>>>
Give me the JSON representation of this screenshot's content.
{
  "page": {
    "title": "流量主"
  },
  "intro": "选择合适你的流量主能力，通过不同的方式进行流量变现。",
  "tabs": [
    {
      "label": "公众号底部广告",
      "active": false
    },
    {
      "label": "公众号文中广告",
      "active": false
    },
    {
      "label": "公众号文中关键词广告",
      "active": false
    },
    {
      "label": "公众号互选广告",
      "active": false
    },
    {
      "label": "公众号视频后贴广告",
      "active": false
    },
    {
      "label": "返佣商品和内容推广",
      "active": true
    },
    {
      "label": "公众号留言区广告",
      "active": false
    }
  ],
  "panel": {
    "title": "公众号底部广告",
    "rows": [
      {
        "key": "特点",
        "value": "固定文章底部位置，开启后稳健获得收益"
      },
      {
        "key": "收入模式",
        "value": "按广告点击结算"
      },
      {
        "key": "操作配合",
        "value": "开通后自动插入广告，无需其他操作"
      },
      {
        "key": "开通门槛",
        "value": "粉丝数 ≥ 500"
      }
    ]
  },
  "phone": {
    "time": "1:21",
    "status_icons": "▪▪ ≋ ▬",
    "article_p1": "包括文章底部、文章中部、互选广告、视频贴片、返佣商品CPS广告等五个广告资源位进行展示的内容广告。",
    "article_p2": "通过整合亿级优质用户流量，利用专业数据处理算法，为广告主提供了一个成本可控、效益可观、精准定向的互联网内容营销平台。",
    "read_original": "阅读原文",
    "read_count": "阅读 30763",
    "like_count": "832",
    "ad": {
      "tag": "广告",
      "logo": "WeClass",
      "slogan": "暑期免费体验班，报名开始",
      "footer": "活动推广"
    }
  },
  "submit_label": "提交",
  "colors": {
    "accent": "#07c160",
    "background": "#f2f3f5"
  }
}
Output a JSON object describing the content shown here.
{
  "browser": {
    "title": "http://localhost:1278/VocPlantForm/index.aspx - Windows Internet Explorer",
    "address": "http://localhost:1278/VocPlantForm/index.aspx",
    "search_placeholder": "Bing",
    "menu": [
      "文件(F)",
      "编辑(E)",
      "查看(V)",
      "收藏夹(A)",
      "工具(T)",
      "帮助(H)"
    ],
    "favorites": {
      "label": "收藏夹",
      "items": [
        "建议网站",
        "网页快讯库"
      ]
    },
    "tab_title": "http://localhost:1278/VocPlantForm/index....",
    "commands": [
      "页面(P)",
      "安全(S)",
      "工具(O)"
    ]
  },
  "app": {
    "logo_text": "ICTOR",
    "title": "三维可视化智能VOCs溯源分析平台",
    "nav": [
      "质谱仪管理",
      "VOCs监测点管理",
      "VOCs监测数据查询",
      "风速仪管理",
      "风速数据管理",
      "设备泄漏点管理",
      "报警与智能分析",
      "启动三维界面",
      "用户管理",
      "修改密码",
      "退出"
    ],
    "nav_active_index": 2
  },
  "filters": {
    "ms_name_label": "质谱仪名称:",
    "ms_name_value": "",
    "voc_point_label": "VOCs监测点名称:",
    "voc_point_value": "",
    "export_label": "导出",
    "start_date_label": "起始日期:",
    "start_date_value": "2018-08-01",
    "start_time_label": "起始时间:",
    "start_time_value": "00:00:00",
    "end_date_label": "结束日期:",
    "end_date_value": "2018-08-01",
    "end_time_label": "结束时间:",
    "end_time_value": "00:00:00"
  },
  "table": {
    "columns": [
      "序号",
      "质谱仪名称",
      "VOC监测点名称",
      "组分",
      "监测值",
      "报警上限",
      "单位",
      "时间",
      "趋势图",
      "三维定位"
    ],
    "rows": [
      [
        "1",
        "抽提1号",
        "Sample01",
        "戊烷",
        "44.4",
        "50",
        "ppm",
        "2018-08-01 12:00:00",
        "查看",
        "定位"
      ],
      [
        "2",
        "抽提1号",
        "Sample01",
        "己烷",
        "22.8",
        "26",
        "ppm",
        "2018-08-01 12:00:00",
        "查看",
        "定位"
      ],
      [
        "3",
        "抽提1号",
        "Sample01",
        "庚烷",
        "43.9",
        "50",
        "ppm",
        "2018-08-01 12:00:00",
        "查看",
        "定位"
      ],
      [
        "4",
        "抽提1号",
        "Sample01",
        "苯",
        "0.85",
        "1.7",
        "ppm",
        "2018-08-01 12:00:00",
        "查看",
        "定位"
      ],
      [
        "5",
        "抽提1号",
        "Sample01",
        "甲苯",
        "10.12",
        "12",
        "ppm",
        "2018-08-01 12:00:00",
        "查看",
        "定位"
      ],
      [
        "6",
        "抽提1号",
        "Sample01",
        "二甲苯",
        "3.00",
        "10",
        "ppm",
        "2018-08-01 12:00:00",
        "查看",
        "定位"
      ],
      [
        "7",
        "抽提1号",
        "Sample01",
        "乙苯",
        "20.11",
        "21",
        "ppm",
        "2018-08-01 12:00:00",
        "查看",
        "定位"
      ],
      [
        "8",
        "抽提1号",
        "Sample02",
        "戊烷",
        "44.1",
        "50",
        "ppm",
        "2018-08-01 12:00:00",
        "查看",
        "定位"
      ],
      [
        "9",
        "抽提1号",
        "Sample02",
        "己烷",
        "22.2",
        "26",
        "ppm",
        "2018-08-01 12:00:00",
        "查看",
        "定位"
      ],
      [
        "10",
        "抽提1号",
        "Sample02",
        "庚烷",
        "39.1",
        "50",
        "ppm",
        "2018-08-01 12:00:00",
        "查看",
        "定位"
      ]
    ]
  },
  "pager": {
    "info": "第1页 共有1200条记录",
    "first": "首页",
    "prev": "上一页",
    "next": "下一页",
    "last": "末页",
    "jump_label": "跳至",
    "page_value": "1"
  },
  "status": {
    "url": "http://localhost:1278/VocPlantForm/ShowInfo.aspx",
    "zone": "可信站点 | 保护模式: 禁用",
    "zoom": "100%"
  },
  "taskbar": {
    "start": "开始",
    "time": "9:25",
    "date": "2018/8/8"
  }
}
<<<
# WORK TO DO:
Please output the complete data exactly.

# ANSWER TO THE TASK:
Give me the JSON representation of this screenshot's content.
{
  "page": {
    "title": "流量主"
  },
  "intro": "选择合适你的流量主能力，通过不同的方式进行流量变现。",
  "tabs": [
    {
      "label": "公众号底部广告",
      "active": false
    },
    {
      "label": "公众号文中广告",
      "active": false
    },
    {
      "label": "公众号文中关键词广告",
      "active": false
    },
    {
      "label": "公众号互选广告",
      "active": false
    },
    {
      "label": "公众号视频后贴广告",
      "active": false
    },
    {
      "label": "返佣商品和内容推广",
      "active": true
    },
    {
      "label": "公众号留言区广告",
      "active": false
    }
  ],
  "panel": {
    "title": "公众号底部广告",
    "rows": [
      {
        "key": "特点",
        "value": "固定文章底部位置，开启后稳健获得收益"
      },
      {
        "key": "收入模式",
        "value": "按广告点击结算"
      },
      {
        "key": "操作配合",
        "value": "开通后自动插入广告，无需其他操作"
      },
      {
        "key": "开通门槛",
        "value": "粉丝数 ≥ 500"
      }
    ]
  },
  "phone": {
    "time": "1:21",
    "status_icons": "▪▪ ≋ ▬",
    "article_p1": "包括文章底部、文章中部、互选广告、视频贴片、返佣商品CPS广告等五个广告资源位进行展示的内容广告。",
    "article_p2": "通过整合亿级优质用户流量，利用专业数据处理算法，为广告主提供了一个成本可控、效益可观、精准定向的互联网内容营销平台。",
    "read_original": "阅读原文",
    "read_count": "阅读 30763",
    "like_count": "832",
    "ad": {
      "tag": "广告",
      "logo": "WeClass",
      "slogan": "暑期免费体验班，报名开始",
      "footer": "活动推广"
    }
  },
  "submit_label": "提交",
  "colors": {
    "accent": "#07c160",
    "background": "#f2f3f5"
  }
}
Output a JSON object describing the content shown here.
{
  "browser": {
    "title": "http://localhost:1278/VocPlantForm/index.aspx - Windows Internet Explorer",
    "address": "http://localhost:1278/VocPlantForm/index.aspx",
    "search_placeholder": "Bing",
    "menu": [
      "文件(F)",
      "编辑(E)",
      "查看(V)",
      "收藏夹(A)",
      "工具(T)",
      "帮助(H)"
    ],
    "favorites": {
      "label": "收藏夹",
      "items": [
        "建议网站",
        "网页快讯库"
      ]
    },
    "tab_title": "http://localhost:1278/VocPlantForm/index....",
    "commands": [
      "页面(P)",
      "安全(S)",
      "工具(O)"
    ]
  },
  "app": {
    "logo_text": "ICTOR",
    "title": "三维可视化智能VOCs溯源分析平台",
    "nav": [
      "质谱仪管理",
      "VOCs监测点管理",
      "VOCs监测数据查询",
      "风速仪管理",
      "风速数据管理",
      "设备泄漏点管理",
      "报警与智能分析",
      "启动三维界面",
      "用户管理",
      "修改密码",
      "退出"
    ],
    "nav_active_index": 2
  },
  "filters": {
    "ms_name_label": "质谱仪名称:",
    "ms_name_value": "",
    "voc_point_label": "VOCs监测点名称:",
    "voc_point_value": "",
    "export_label": "导出",
    "start_date_label": "起始日期:",
    "start_date_value": "2018-08-01",
    "start_time_label": "起始时间:",
    "start_time_value": "00:00:00",
    "end_date_label": "结束日期:",
    "end_date_value": "2018-08-01",
    "end_time_label": "结束时间:",
    "end_time_value": "00:00:00"
  },
  "table": {
    "columns": [
      "序号",
      "质谱仪名称",
      "VOC监测点名称",
      "组分",
      "监测值",
      "报警上限",
      "单位",
      "时间",
      "趋势图",
      "三维定位"
    ],
    "rows": [
      [
        "1",
        "抽提1号",
        "Sample01",
        "戊烷",
        "44.4",
        "50",
        "ppm",
        "2018-08-01 12:00:00",
        "查看",
        "定位"
      ],
      [
        "2",
        "抽提1号",
        "Sample01",
        "己烷",
        "22.8",
        "26",
        "ppm",
        "2018-08-01 12:00:00",
        "查看",
        "定位"
      ],
      [
        "3",
        "抽提1号",
        "Sample01",
        "庚烷",
        "43.9",
        "50",
        "ppm",
        "2018-08-01 12:00:00",
        "查看",
        "定位"
      ],
      [
        "4",
        "抽提1号",
        "Sample01",
        "苯",
        "0.85",
        "1.7",
        "ppm",
        "2018-08-01 12:00:00",
        "查看",
        "定位"
      ],
      [
        "5",
        "抽提1号",
        "Sample01",
        "甲苯",
        "10.12",
        "12",
        "ppm",
        "2018-08-01 12:00:00",
        "查看",
        "定位"
      ],
      [
        "6",
        "抽提1号",
        "Sample01",
        "二甲苯",
        "3.00",
        "10",
        "ppm",
        "2018-08-01 12:00:00",
        "查看",
        "定位"
      ],
      [
        "7",
        "抽提1号",
        "Sample01",
        "乙苯",
        "20.11",
        "21",
        "ppm",
        "2018-08-01 12:00:00",
        "查看",
        "定位"
      ],
      [
        "8",
        "抽提1号",
        "Sample02",
        "戊烷",
        "44.1",
        "50",
        "ppm",
        "2018-08-01 12:00:00",
        "查看",
        "定位"
      ],
      [
        "9",
        "抽提1号",
        "Sample02",
        "己烷",
        "22.2",
        "26",
        "ppm",
        "2018-08-01 12:00:00",
        "查看",
        "定位"
      ],
      [
        "10",
        "抽提1号",
        "Sample02",
        "庚烷",
        "39.1",
        "50",
        "ppm",
        "2018-08-01 12:00:00",
        "查看",
        "定位"
      ]
    ]
  },
  "pager": {
    "info": "第1页 共有1200条记录",
    "first": "首页",
    "prev": "上一页",
    "next": "下一页",
    "last": "末页",
    "jump_label": "跳至",
    "page_value": "1"
  },
  "status": {
    "url": "http://localhost:1278/VocPlantForm/ShowInfo.aspx",
    "zone": "可信站点 | 保护模式: 禁用",
    "zoom": "100%"
  },
  "taskbar": {
    "start": "开始",
    "time": "9:25",
    "date": "2018/8/8"
  }
}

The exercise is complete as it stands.